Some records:

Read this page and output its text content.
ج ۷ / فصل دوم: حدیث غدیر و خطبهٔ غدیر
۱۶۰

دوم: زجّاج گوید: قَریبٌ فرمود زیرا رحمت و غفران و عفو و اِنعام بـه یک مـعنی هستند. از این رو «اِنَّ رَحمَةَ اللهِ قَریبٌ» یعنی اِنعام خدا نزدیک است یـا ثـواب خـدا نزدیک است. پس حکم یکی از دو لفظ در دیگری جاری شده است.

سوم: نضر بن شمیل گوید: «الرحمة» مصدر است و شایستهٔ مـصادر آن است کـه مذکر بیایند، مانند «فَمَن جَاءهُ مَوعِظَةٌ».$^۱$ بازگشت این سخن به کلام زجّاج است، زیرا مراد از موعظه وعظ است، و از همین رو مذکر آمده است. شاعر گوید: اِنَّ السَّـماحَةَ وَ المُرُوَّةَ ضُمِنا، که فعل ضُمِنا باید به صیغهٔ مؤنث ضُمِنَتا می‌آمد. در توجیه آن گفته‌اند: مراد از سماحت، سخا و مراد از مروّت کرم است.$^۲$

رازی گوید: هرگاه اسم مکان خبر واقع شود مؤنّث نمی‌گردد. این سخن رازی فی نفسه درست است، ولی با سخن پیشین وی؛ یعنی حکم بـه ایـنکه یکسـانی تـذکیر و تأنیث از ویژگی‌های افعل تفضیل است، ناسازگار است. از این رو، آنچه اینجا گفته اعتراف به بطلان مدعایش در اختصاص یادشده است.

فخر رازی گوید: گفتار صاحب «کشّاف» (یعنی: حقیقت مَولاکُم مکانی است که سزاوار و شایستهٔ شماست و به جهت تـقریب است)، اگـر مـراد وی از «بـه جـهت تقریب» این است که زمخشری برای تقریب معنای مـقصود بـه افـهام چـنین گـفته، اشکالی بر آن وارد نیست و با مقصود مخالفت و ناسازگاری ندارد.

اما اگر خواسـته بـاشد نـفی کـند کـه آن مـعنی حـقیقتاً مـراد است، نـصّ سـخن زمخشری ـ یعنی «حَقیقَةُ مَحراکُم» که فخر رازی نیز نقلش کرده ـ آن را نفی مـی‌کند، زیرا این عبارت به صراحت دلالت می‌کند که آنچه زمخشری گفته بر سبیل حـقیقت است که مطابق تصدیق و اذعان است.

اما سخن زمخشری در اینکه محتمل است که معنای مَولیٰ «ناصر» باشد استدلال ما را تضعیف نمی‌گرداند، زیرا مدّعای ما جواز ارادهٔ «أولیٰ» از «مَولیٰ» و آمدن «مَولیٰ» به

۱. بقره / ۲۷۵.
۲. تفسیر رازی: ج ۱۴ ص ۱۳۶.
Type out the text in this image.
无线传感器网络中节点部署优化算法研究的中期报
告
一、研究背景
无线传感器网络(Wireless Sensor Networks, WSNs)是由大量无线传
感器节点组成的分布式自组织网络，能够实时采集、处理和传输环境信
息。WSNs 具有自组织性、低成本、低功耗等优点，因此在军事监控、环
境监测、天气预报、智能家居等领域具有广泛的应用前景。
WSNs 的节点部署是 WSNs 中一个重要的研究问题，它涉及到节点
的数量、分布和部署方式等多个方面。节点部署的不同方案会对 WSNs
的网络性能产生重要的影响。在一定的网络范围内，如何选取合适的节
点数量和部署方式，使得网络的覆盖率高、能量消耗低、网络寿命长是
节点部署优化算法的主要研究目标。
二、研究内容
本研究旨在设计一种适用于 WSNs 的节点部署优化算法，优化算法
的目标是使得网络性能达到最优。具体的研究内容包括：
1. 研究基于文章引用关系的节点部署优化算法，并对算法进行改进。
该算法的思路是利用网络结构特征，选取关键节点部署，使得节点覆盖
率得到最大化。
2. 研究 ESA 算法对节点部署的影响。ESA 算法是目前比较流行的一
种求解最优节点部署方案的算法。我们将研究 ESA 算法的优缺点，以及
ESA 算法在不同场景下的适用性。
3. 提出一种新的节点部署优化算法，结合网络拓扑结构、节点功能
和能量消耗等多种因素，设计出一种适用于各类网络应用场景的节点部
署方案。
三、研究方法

> Stated exercise: Please set down the whole listing above without altering a single line.

> Solution to this problem:
Read this page and output its text content.
ج ۷ / فصل دوم: حدیث غدیر و خطبهٔ غدیر
۱۶۰

دوم: زجّاج گوید: قَریبٌ فرمود زیرا رحمت و غفران و عفو و اِنعام بـه یک مـعنی هستند. از این رو «اِنَّ رَحمَةَ اللهِ قَریبٌ» یعنی اِنعام خدا نزدیک است یـا ثـواب خـدا نزدیک است. پس حکم یکی از دو لفظ در دیگری جاری شده است.

سوم: نضر بن شمیل گوید: «الرحمة» مصدر است و شایستهٔ مـصادر آن است کـه مذکر بیایند، مانند «فَمَن جَاءهُ مَوعِظَةٌ».$^۱$ بازگشت این سخن به کلام زجّاج است، زیرا مراد از موعظه وعظ است، و از همین رو مذکر آمده است. شاعر گوید: اِنَّ السَّـماحَةَ وَ المُرُوَّةَ ضُمِنا، که فعل ضُمِنا باید به صیغهٔ مؤنث ضُمِنَتا می‌آمد. در توجیه آن گفته‌اند: مراد از سماحت، سخا و مراد از مروّت کرم است.$^۲$

رازی گوید: هرگاه اسم مکان خبر واقع شود مؤنّث نمی‌گردد. این سخن رازی فی نفسه درست است، ولی با سخن پیشین وی؛ یعنی حکم بـه ایـنکه یکسـانی تـذکیر و تأنیث از ویژگی‌های افعل تفضیل است، ناسازگار است. از این رو، آنچه اینجا گفته اعتراف به بطلان مدعایش در اختصاص یادشده است.

فخر رازی گوید: گفتار صاحب «کشّاف» (یعنی: حقیقت مَولاکُم مکانی است که سزاوار و شایستهٔ شماست و به جهت تـقریب است)، اگـر مـراد وی از «بـه جـهت تقریب» این است که زمخشری برای تقریب معنای مـقصود بـه افـهام چـنین گـفته، اشکالی بر آن وارد نیست و با مقصود مخالفت و ناسازگاری ندارد.

اما اگر خواسـته بـاشد نـفی کـند کـه آن مـعنی حـقیقتاً مـراد است، نـصّ سـخن زمخشری ـ یعنی «حَقیقَةُ مَحراکُم» که فخر رازی نیز نقلش کرده ـ آن را نفی مـی‌کند، زیرا این عبارت به صراحت دلالت می‌کند که آنچه زمخشری گفته بر سبیل حـقیقت است که مطابق تصدیق و اذعان است.

اما سخن زمخشری در اینکه محتمل است که معنای مَولیٰ «ناصر» باشد استدلال ما را تضعیف نمی‌گرداند، زیرا مدّعای ما جواز ارادهٔ «أولیٰ» از «مَولیٰ» و آمدن «مَولیٰ» به

۱. بقره / ۲۷۵.
۲. تفسیر رازی: ج ۱۴ ص ۱۳۶.
Type out the text in this image.
无线传感器网络中节点部署优化算法研究的中期报
告
一、研究背景
无线传感器网络(Wireless Sensor Networks, WSNs)是由大量无线传
感器节点组成的分布式自组织网络，能够实时采集、处理和传输环境信
息。WSNs 具有自组织性、低成本、低功耗等优点，因此在军事监控、环
境监测、天气预报、智能家居等领域具有广泛的应用前景。
WSNs 的节点部署是 WSNs 中一个重要的研究问题，它涉及到节点
的数量、分布和部署方式等多个方面。节点部署的不同方案会对 WSNs
的网络性能产生重要的影响。在一定的网络范围内，如何选取合适的节
点数量和部署方式，使得网络的覆盖率高、能量消耗低、网络寿命长是
节点部署优化算法的主要研究目标。
二、研究内容
本研究旨在设计一种适用于 WSNs 的节点部署优化算法，优化算法
的目标是使得网络性能达到最优。具体的研究内容包括：
1. 研究基于文章引用关系的节点部署优化算法，并对算法进行改进。
该算法的思路是利用网络结构特征，选取关键节点部署，使得节点覆盖
率得到最大化。
2. 研究 ESA 算法对节点部署的影响。ESA 算法是目前比较流行的一
种求解最优节点部署方案的算法。我们将研究 ESA 算法的优缺点，以及
ESA 算法在不同场景下的适用性。
3. 提出一种新的节点部署优化算法，结合网络拓扑结构、节点功能
和能量消耗等多种因素，设计出一种适用于各类网络应用场景的节点部
署方案。
三、研究方法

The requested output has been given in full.